--- BEGIN Supplied records ---

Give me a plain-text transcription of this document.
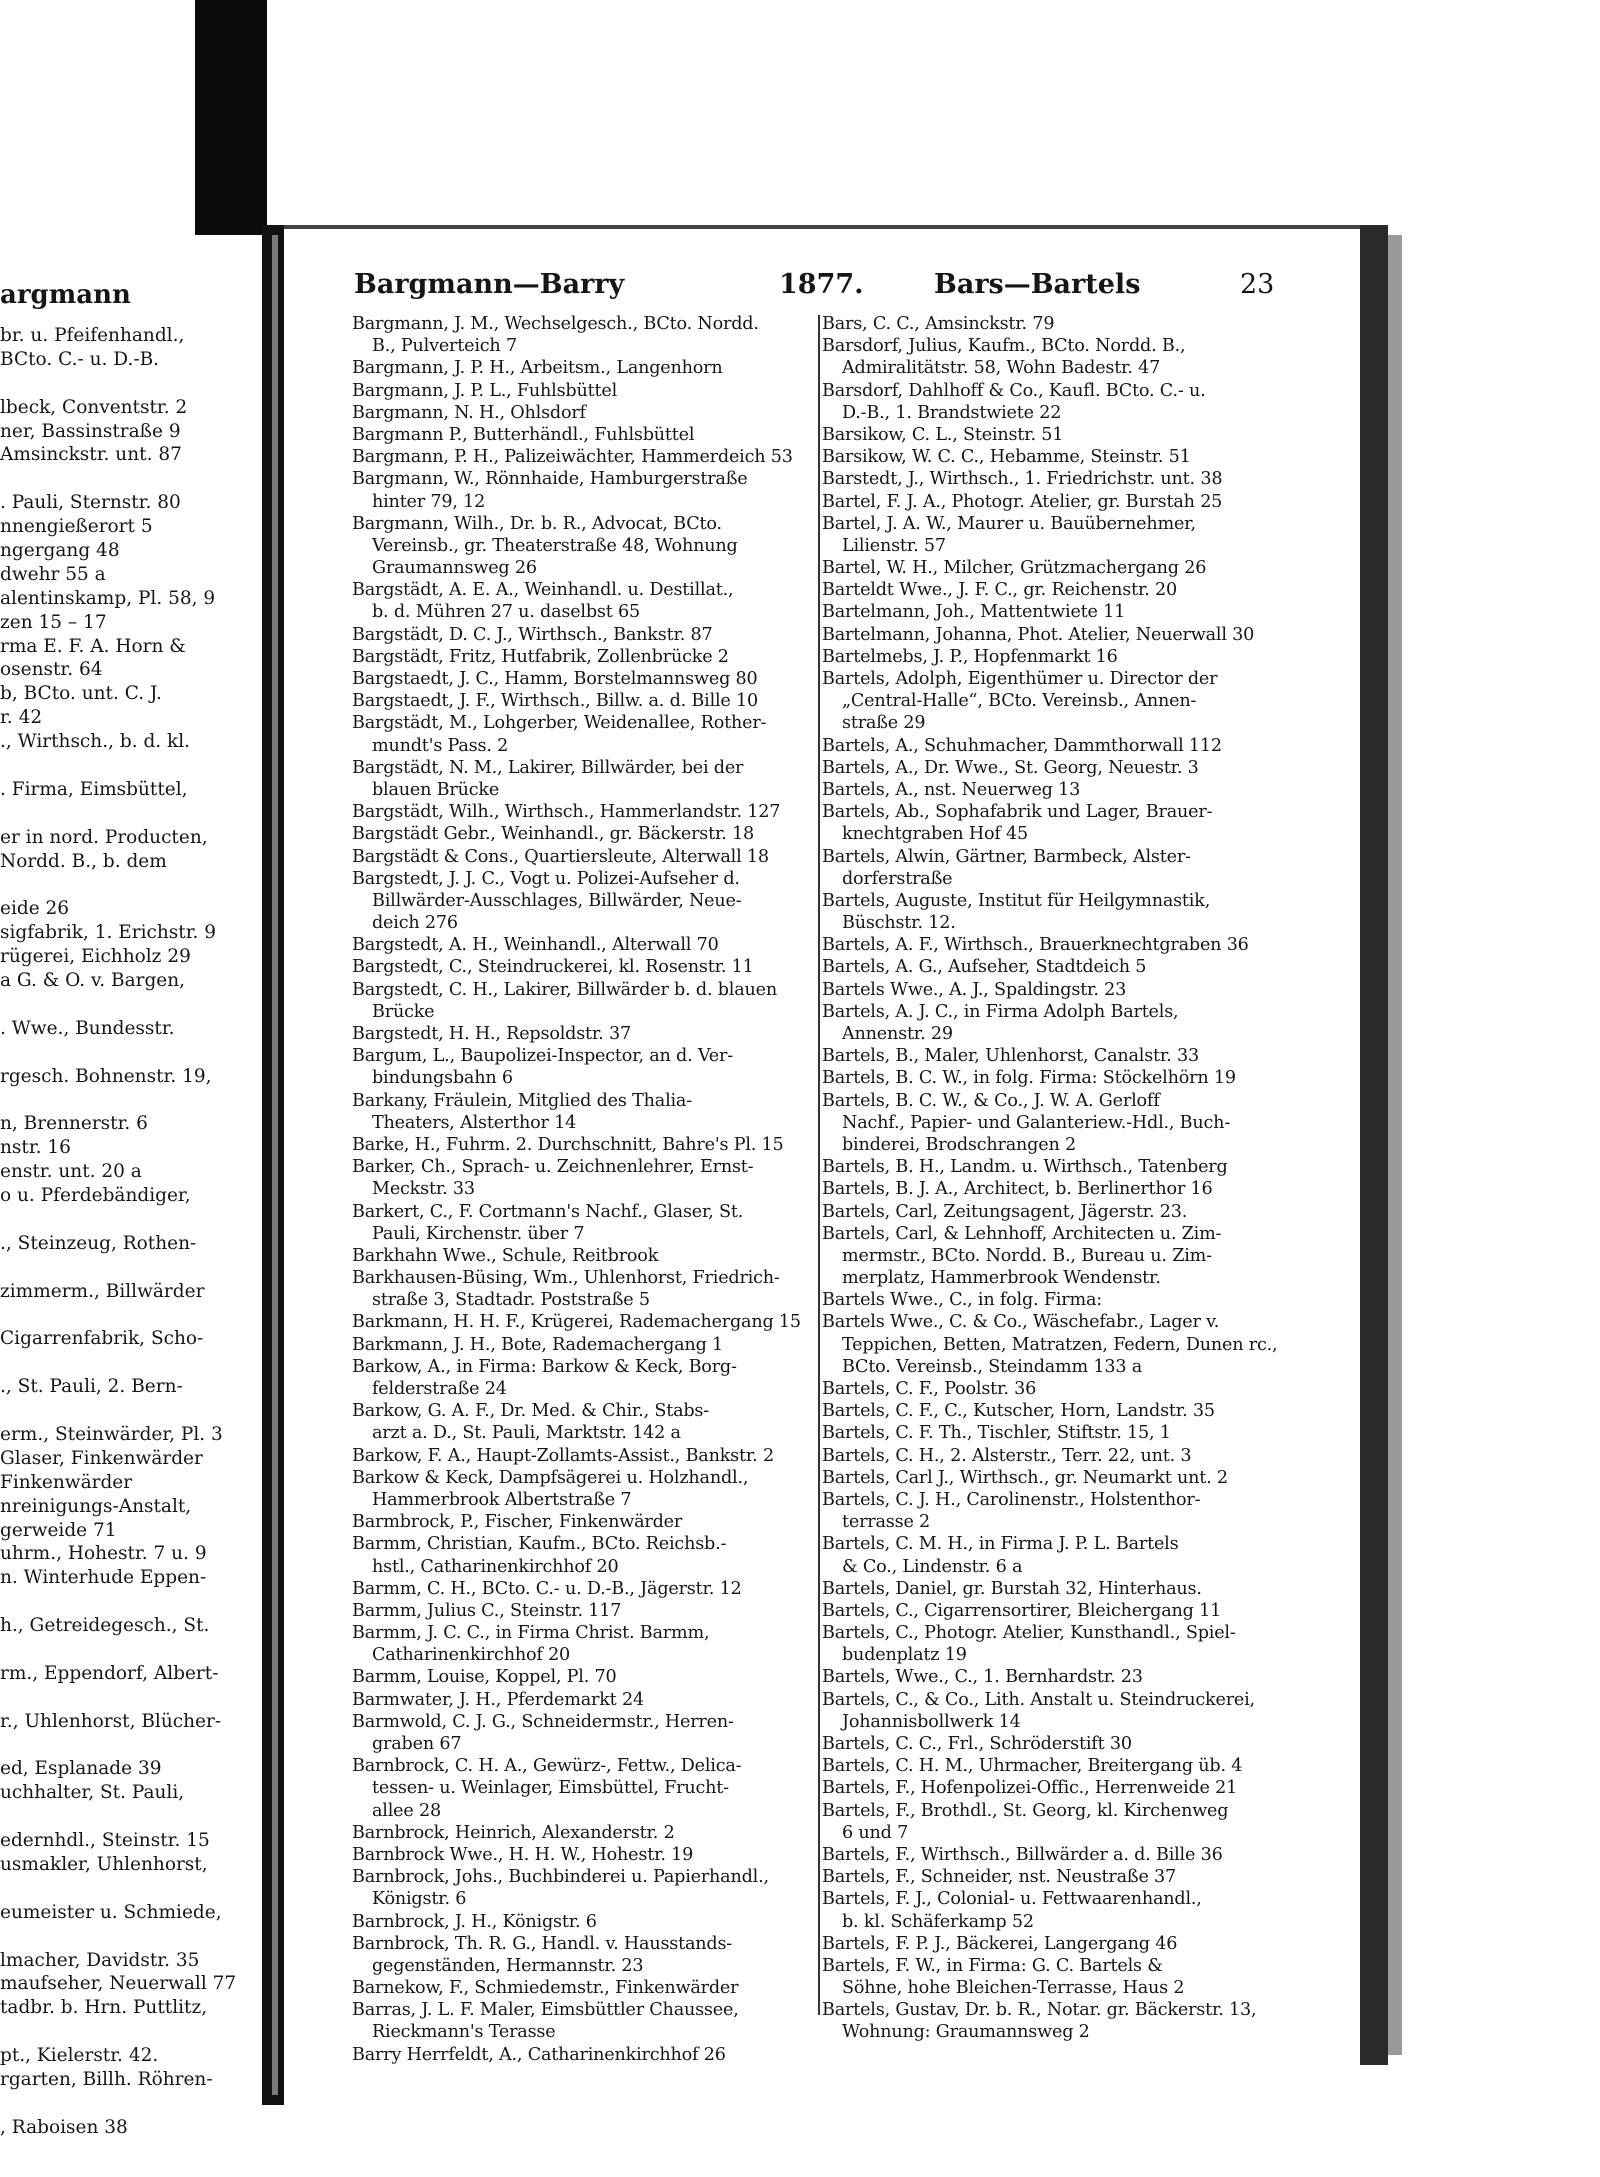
argmann
br. u. Pfeifenhandl.,
BCto. C.- u. D.-B.
lbeck, Conventstr. 2
ner, Bassinstraße 9
Amsinckstr. unt. 87
. Pauli, Sternstr. 80
nnengießerort 5
ngergang 48
dwehr 55 a
alentinskamp, Pl. 58, 9
zen 15 – 17
rma E. F. A. Horn &
osenstr. 64
b, BCto. unt. C. J.
r. 42
., Wirthsch., b. d. kl.
. Firma, Eimsbüttel,
er in nord. Producten,
Nordd. B., b. dem
eide 26
sigfabrik, 1. Erichstr. 9
rügerei, Eichholz 29
a G. & O. v. Bargen,
. Wwe., Bundesstr.
rgesch. Bohnenstr. 19,
n, Brennerstr. 6
nstr. 16
enstr. unt. 20 a
o u. Pferdebändiger,
., Steinzeug, Rothen-
zimmerm., Billwärder
Cigarrenfabrik, Scho-
., St. Pauli, 2. Bern-
erm., Steinwärder, Pl. 3
Glaser, Finkenwärder
Finkenwärder
nreinigungs-Anstalt,
gerweide 71
uhrm., Hohestr. 7 u. 9
n. Winterhude Eppen-
h., Getreidegesch., St.
rm., Eppendorf, Albert-
r., Uhlenhorst, Blücher-
ed, Esplanade 39
uchhalter, St. Pauli,
edernhdl., Steinstr. 15
usmakler, Uhlenhorst,
eumeister u. Schmiede,
lmacher, Davidstr. 35
maufseher, Neuerwall 77
tadbr. b. Hrn. Puttlitz,
pt., Kielerstr. 42.
rgarten, Billh. Röhren-
, Raboisen 38
Bargmann—Barry	1877.	Bars—Bartels	23
Bargmann, J. M., Wechselgesch., BCto. Nordd.
B., Pulverteich 7
Bargmann, J. P. H., Arbeitsm., Langenhorn
Bargmann, J. P. L., Fuhlsbüttel
Bargmann, N. H., Ohlsdorf
Bargmann P., Butterhändl., Fuhlsbüttel
Bargmann, P. H., Palizeiwächter, Hammerdeich 53
Bargmann, W., Rönnhaide, Hamburgerstraße
hinter 79, 12
Bargmann, Wilh., Dr. b. R., Advocat, BCto.
Vereinsb., gr. Theaterstraße 48, Wohnung
Graumannsweg 26
Bargstädt, A. E. A., Weinhandl. u. Destillat.,
b. d. Mühren 27 u. daselbst 65
Bargstädt, D. C. J., Wirthsch., Bankstr. 87
Bargstädt, Fritz, Hutfabrik, Zollenbrücke 2
Bargstaedt, J. C., Hamm, Borstelmannsweg 80
Bargstaedt, J. F., Wirthsch., Billw. a. d. Bille 10
Bargstädt, M., Lohgerber, Weidenallee, Rother-
mundt's Pass. 2
Bargstädt, N. M., Lakirer, Billwärder, bei der
blauen Brücke
Bargstädt, Wilh., Wirthsch., Hammerlandstr. 127
Bargstädt Gebr., Weinhandl., gr. Bäckerstr. 18
Bargstädt & Cons., Quartiersleute, Alterwall 18
Bargstedt, J. J. C., Vogt u. Polizei-Aufseher d.
Billwärder-Ausschlages, Billwärder, Neue-
deich 276
Bargstedt, A. H., Weinhandl., Alterwall 70
Bargstedt, C., Steindruckerei, kl. Rosenstr. 11
Bargstedt, C. H., Lakirer, Billwärder b. d. blauen
Brücke
Bargstedt, H. H., Repsoldstr. 37
Bargum, L., Baupolizei-Inspector, an d. Ver-
bindungsbahn 6
Barkany, Fräulein, Mitglied des Thalia-
Theaters, Alsterthor 14
Barke, H., Fuhrm. 2. Durchschnitt, Bahre's Pl. 15
Barker, Ch., Sprach- u. Zeichnenlehrer, Ernst-
Meckstr. 33
Barkert, C., F. Cortmann's Nachf., Glaser, St.
Pauli, Kirchenstr. über 7
Barkhahn Wwe., Schule, Reitbrook
Barkhausen-Büsing, Wm., Uhlenhorst, Friedrich-
straße 3, Stadtadr. Poststraße 5
Barkmann, H. H. F., Krügerei, Rademachergang 15
Barkmann, J. H., Bote, Rademachergang 1
Barkow, A., in Firma: Barkow & Keck, Borg-
felderstraße 24
Barkow, G. A. F., Dr. Med. & Chir., Stabs-
arzt a. D., St. Pauli, Marktstr. 142 a
Barkow, F. A., Haupt-Zollamts-Assist., Bankstr. 2
Barkow & Keck, Dampfsägerei u. Holzhandl.,
Hammerbrook Albertstraße 7
Barmbrock, P., Fischer, Finkenwärder
Barmm, Christian, Kaufm., BCto. Reichsb.-
hstl., Catharinenkirchhof 20
Barmm, C. H., BCto. C.- u. D.-B., Jägerstr. 12
Barmm, Julius C., Steinstr. 117
Barmm, J. C. C., in Firma Christ. Barmm,
Catharinenkirchhof 20
Barmm, Louise, Koppel, Pl. 70
Barmwater, J. H., Pferdemarkt 24
Barmwold, C. J. G., Schneidermstr., Herren-
graben 67
Barnbrock, C. H. A., Gewürz-, Fettw., Delica-
tessen- u. Weinlager, Eimsbüttel, Frucht-
allee 28
Barnbrock, Heinrich, Alexanderstr. 2
Barnbrock Wwe., H. H. W., Hohestr. 19
Barnbrock, Johs., Buchbinderei u. Papierhandl.,
Königstr. 6
Barnbrock, J. H., Königstr. 6
Barnbrock, Th. R. G., Handl. v. Hausstands-
gegenständen, Hermannstr. 23
Barnekow, F., Schmiedemstr., Finkenwärder
Barras, J. L. F. Maler, Eimsbüttler Chaussee,
Rieckmann's Terasse
Barry Herrfeldt, A., Catharinenkirchhof 26
Bars, C. C., Amsinckstr. 79
Barsdorf, Julius, Kaufm., BCto. Nordd. B.,
Admiralitätstr. 58, Wohn Badestr. 47
Barsdorf, Dahlhoff & Co., Kaufl. BCto. C.- u.
D.-B., 1. Brandstwiete 22
Barsikow, C. L., Steinstr. 51
Barsikow, W. C. C., Hebamme, Steinstr. 51
Barstedt, J., Wirthsch., 1. Friedrichstr. unt. 38
Bartel, F. J. A., Photogr. Atelier, gr. Burstah 25
Bartel, J. A. W., Maurer u. Bauübernehmer,
Lilienstr. 57
Bartel, W. H., Milcher, Grützmachergang 26
Barteldt Wwe., J. F. C., gr. Reichenstr. 20
Bartelmann, Joh., Mattentwiete 11
Bartelmann, Johanna, Phot. Atelier, Neuerwall 30
Bartelmebs, J. P., Hopfenmarkt 16
Bartels, Adolph, Eigenthümer u. Director der
„Central-Halle“, BCto. Vereinsb., Annen-
straße 29
Bartels, A., Schuhmacher, Dammthorwall 112
Bartels, A., Dr. Wwe., St. Georg, Neuestr. 3
Bartels, A., nst. Neuerweg 13
Bartels, Ab., Sophafabrik und Lager, Brauer-
knechtgraben Hof 45
Bartels, Alwin, Gärtner, Barmbeck, Alster-
dorferstraße
Bartels, Auguste, Institut für Heilgymnastik,
Büschstr. 12.
Bartels, A. F., Wirthsch., Brauerknechtgraben 36
Bartels, A. G., Aufseher, Stadtdeich 5
Bartels Wwe., A. J., Spaldingstr. 23
Bartels, A. J. C., in Firma Adolph Bartels,
Annenstr. 29
Bartels, B., Maler, Uhlenhorst, Canalstr. 33
Bartels, B. C. W., in folg. Firma: Stöckelhörn 19
Bartels, B. C. W., & Co., J. W. A. Gerloff
Nachf., Papier- und Galanteriew.-Hdl., Buch-
binderei, Brodschrangen 2
Bartels, B. H., Landm. u. Wirthsch., Tatenberg
Bartels, B. J. A., Architect, b. Berlinerthor 16
Bartels, Carl, Zeitungsagent, Jägerstr. 23.
Bartels, Carl, & Lehnhoff, Architecten u. Zim-
mermstr., BCto. Nordd. B., Bureau u. Zim-
merplatz, Hammerbrook Wendenstr.
Bartels Wwe., C., in folg. Firma:
Bartels Wwe., C. & Co., Wäschefabr., Lager v.
Teppichen, Betten, Matratzen, Federn, Dunen rc.,
BCto. Vereinsb., Steindamm 133 a
Bartels, C. F., Poolstr. 36
Bartels, C. F., C., Kutscher, Horn, Landstr. 35
Bartels, C. F. Th., Tischler, Stiftstr. 15, 1
Bartels, C. H., 2. Alsterstr., Terr. 22, unt. 3
Bartels, Carl J., Wirthsch., gr. Neumarkt unt. 2
Bartels, C. J. H., Carolinenstr., Holstenthor-
terrasse 2
Bartels, C. M. H., in Firma J. P. L. Bartels
& Co., Lindenstr. 6 a
Bartels, Daniel, gr. Burstah 32, Hinterhaus.
Bartels, C., Cigarrensortirer, Bleichergang 11
Bartels, C., Photogr. Atelier, Kunsthandl., Spiel-
budenplatz 19
Bartels, Wwe., C., 1. Bernhardstr. 23
Bartels, C., & Co., Lith. Anstalt u. Steindruckerei,
Johannisbollwerk 14
Bartels, C. C., Frl., Schröderstift 30
Bartels, C. H. M., Uhrmacher, Breitergang üb. 4
Bartels, F., Hofenpolizei-Offic., Herrenweide 21
Bartels, F., Brothdl., St. Georg, kl. Kirchenweg
6 und 7
Bartels, F., Wirthsch., Billwärder a. d. Bille 36
Bartels, F., Schneider, nst. Neustraße 37
Bartels, F. J., Colonial- u. Fettwaarenhandl.,
b. kl. Schäferkamp 52
Bartels, F. P. J., Bäckerei, Langergang 46
Bartels, F. W., in Firma: G. C. Bartels &
Söhne, hohe Bleichen-Terrasse, Haus 2
Bartels, Gustav, Dr. b. R., Notar. gr. Bäckerstr. 13,
Wohnung: Graumannsweg 2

--- END Supplied records ---

== Goal of the exercise ==
Reproduce each line of the material containing the word "Bargstaedt".

== Written solution ==
Bargstaedt, J. C., Hamm, Borstelmannsweg 80
Bargstaedt, J. F., Wirthsch., Billw. a. d. Bille 10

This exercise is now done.